*PROBLEM STATEMENT*:
Which lines hold the word "trestných"? Copy each of them from the material.

********

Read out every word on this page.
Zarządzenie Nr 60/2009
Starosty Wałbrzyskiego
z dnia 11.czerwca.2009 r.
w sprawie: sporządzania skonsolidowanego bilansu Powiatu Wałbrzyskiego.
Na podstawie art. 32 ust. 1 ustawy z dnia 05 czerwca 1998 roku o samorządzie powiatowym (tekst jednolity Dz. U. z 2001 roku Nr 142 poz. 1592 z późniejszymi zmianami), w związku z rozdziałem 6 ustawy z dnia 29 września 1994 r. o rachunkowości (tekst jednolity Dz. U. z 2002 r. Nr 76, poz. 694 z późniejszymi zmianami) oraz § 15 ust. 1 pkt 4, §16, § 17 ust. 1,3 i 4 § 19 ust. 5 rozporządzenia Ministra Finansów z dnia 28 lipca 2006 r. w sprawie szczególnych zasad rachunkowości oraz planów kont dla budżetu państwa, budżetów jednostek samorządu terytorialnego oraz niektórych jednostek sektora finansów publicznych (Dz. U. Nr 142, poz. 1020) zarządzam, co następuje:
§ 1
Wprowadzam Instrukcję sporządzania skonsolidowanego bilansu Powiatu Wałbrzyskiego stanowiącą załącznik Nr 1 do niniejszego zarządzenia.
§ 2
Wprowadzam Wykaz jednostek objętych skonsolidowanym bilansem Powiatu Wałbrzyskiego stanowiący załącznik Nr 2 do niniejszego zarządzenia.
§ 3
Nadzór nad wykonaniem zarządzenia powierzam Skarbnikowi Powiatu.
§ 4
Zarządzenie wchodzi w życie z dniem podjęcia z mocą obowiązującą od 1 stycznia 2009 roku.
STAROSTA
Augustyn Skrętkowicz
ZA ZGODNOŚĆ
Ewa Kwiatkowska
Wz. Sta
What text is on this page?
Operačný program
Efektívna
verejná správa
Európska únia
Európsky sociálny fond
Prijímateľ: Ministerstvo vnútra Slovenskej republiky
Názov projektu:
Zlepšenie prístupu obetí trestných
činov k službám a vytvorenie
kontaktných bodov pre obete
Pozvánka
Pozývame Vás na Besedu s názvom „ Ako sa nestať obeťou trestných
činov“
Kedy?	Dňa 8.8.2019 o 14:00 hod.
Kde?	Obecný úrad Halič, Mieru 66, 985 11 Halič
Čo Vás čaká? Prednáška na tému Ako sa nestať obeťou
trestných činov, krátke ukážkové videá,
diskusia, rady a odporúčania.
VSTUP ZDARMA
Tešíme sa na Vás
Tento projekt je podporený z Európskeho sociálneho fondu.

********

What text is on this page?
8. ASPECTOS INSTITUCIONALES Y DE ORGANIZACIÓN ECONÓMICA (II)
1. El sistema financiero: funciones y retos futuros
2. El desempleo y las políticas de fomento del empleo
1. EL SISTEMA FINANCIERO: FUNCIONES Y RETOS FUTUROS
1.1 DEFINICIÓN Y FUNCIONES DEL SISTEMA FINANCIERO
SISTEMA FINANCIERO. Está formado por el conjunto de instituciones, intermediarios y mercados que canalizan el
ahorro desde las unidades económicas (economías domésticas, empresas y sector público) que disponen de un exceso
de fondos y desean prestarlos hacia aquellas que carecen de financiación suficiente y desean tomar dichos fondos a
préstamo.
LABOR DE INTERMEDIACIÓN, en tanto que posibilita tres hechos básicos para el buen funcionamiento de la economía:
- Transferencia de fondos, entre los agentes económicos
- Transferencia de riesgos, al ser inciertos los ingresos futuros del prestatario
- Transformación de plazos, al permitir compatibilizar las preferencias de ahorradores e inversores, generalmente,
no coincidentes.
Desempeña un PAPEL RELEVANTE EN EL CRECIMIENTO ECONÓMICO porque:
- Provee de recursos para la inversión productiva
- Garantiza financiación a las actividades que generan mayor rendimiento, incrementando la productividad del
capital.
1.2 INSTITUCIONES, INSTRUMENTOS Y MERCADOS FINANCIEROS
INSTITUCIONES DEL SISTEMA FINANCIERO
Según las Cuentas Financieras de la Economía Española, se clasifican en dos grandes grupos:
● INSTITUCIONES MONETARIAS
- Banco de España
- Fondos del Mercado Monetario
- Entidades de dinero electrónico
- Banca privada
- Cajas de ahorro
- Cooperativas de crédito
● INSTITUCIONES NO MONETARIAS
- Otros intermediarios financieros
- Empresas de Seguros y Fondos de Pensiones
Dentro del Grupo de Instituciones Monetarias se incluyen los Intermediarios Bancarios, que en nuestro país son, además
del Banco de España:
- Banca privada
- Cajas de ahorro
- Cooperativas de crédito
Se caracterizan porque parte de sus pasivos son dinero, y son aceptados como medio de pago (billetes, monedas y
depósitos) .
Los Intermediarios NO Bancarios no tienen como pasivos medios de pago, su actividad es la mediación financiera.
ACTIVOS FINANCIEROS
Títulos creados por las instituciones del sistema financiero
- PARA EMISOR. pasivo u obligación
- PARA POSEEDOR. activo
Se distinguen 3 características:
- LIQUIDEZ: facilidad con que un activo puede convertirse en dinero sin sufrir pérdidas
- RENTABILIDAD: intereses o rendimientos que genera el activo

********

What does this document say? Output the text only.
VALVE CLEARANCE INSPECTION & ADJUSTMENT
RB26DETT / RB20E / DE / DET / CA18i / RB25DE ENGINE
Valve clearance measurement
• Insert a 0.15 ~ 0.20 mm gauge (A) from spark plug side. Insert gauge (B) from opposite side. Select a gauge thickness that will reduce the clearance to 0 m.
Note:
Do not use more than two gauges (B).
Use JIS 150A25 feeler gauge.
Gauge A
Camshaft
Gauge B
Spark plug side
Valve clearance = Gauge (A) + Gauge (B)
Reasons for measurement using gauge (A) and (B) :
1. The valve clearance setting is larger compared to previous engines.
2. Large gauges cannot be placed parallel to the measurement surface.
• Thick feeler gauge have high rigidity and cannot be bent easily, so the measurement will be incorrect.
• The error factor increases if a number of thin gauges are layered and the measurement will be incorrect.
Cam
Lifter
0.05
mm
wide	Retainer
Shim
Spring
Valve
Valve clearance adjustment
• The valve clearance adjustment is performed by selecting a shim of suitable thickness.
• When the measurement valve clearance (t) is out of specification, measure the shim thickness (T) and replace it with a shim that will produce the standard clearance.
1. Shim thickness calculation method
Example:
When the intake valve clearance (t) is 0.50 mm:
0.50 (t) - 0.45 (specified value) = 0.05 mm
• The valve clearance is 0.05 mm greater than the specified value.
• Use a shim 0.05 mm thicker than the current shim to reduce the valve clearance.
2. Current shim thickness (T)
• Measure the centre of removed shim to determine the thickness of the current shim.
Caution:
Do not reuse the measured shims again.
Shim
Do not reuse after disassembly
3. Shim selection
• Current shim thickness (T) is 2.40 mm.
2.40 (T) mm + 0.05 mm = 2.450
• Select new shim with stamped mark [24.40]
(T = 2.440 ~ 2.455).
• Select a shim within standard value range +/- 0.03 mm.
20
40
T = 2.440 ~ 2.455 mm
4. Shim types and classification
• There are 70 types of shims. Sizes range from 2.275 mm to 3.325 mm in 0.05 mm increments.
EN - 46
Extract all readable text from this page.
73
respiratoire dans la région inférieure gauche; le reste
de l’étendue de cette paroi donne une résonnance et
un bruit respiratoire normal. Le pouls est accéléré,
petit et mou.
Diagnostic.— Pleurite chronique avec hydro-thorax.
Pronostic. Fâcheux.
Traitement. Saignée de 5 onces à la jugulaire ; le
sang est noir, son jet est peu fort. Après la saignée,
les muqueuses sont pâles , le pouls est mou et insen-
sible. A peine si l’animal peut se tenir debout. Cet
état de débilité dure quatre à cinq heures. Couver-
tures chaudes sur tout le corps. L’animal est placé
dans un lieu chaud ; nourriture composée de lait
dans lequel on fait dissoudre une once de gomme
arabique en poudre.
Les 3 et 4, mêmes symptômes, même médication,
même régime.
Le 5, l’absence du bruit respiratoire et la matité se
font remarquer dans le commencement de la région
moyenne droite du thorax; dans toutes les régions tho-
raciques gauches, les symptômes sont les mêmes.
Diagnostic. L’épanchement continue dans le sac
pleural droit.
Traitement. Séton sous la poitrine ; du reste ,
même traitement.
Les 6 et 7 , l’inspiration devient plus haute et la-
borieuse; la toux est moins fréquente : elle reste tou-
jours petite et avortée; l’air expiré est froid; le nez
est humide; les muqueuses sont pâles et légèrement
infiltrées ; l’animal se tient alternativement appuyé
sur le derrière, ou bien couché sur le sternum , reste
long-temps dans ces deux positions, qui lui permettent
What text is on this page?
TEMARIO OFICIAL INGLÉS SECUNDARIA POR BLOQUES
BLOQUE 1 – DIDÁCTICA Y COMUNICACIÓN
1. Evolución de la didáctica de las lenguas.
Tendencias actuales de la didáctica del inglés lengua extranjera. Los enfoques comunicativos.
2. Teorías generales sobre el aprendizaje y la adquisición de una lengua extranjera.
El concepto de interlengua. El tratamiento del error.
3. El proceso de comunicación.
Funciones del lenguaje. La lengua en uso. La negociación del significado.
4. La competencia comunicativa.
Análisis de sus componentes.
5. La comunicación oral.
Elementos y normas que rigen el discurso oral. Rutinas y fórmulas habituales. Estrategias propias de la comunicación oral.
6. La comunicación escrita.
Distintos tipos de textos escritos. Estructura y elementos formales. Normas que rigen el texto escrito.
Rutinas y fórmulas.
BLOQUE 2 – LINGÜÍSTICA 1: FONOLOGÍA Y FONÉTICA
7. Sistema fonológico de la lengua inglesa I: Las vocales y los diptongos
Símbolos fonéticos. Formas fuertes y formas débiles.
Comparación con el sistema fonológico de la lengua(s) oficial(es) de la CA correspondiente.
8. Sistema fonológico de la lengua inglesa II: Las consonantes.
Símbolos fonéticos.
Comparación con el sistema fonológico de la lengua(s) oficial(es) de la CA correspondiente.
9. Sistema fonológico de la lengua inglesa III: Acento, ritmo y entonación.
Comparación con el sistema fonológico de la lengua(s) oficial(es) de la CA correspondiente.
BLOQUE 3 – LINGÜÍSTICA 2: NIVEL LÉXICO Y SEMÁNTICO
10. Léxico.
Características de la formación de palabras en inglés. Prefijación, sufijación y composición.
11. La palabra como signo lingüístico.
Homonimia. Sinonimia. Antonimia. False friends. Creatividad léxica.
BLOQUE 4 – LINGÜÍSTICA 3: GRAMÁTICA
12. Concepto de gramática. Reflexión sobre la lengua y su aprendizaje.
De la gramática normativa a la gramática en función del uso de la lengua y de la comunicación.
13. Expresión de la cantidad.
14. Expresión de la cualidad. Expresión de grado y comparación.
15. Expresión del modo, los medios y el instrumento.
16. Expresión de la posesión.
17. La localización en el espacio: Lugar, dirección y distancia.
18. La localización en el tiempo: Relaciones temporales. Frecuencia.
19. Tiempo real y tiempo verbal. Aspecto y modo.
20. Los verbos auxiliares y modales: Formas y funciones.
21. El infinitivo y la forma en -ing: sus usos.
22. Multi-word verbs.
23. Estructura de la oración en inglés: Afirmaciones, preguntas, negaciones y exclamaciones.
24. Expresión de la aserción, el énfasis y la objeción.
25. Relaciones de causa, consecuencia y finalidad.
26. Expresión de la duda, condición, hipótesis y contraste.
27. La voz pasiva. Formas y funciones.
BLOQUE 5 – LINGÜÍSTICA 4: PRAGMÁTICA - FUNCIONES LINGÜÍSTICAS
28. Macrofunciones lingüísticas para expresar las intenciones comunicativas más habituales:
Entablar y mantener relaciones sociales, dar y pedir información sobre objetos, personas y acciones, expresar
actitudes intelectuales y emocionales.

********

*SOLUTION TO THE EXERCISE*:
Zlepšenie prístupu obetí trestných
Pozývame Vás na Besedu s názvom „ Ako sa nestať obeťou trestných
trestných činov, krátke ukážkové videá,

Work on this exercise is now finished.